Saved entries
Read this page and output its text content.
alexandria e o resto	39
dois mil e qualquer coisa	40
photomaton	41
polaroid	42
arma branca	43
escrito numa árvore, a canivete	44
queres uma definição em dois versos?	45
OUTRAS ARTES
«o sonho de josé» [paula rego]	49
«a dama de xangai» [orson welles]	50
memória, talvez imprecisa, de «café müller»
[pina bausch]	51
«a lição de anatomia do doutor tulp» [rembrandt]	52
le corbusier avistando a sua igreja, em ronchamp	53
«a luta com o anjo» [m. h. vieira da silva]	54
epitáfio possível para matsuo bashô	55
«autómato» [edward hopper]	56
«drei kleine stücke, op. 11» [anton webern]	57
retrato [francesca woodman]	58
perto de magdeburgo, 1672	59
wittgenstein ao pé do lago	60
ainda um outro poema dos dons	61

- [Objective]: Would you reproduce the material above in full, exactly as given?

- [Exercise answer]:
Read this page and output its text content.
alexandria e o resto	39
dois mil e qualquer coisa	40
photomaton	41
polaroid	42
arma branca	43
escrito numa árvore, a canivete	44
queres uma definição em dois versos?	45
OUTRAS ARTES
«o sonho de josé» [paula rego]	49
«a dama de xangai» [orson welles]	50
memória, talvez imprecisa, de «café müller»
[pina bausch]	51
«a lição de anatomia do doutor tulp» [rembrandt]	52
le corbusier avistando a sua igreja, em ronchamp	53
«a luta com o anjo» [m. h. vieira da silva]	54
epitáfio possível para matsuo bashô	55
«autómato» [edward hopper]	56
«drei kleine stücke, op. 11» [anton webern]	57
retrato [francesca woodman]	58
perto de magdeburgo, 1672	59
wittgenstein ao pé do lago	60
ainda um outro poema dos dons	61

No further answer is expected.